**EXERCISE DETAILS**
Reproduce each line exactly. Skip none.

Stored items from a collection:
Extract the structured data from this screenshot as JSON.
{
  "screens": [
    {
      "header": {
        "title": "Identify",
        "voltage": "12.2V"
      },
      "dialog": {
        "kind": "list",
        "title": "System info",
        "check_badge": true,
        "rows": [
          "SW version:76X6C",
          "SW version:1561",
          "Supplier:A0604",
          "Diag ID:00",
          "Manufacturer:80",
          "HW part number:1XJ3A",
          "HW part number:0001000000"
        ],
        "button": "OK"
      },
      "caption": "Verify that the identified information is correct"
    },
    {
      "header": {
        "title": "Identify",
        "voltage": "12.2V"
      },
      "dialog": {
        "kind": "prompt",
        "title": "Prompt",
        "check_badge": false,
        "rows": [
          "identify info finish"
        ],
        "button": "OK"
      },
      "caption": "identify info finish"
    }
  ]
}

**RESPONSE**
Extract the structured data from this screenshot as JSON.
{
  "screens": [
    {
      "header": {
        "title": "Identify",
        "voltage": "12.2V"
      },
      "dialog": {
        "kind": "list",
        "title": "System info",
        "check_badge": true,
        "rows": [
          "SW version:76X6C",
          "SW version:1561",
          "Supplier:A0604",
          "Diag ID:00",
          "Manufacturer:80",
          "HW part number:1XJ3A",
          "HW part number:0001000000"
        ],
        "button": "OK"
      },
      "caption": "Verify that the identified information is correct"
    },
    {
      "header": {
        "title": "Identify",
        "voltage": "12.2V"
      },
      "dialog": {
        "kind": "prompt",
        "title": "Prompt",
        "check_badge": false,
        "rows": [
          "identify info finish"
        ],
        "button": "OK"
      },
      "caption": "identify info finish"
    }
  ]
}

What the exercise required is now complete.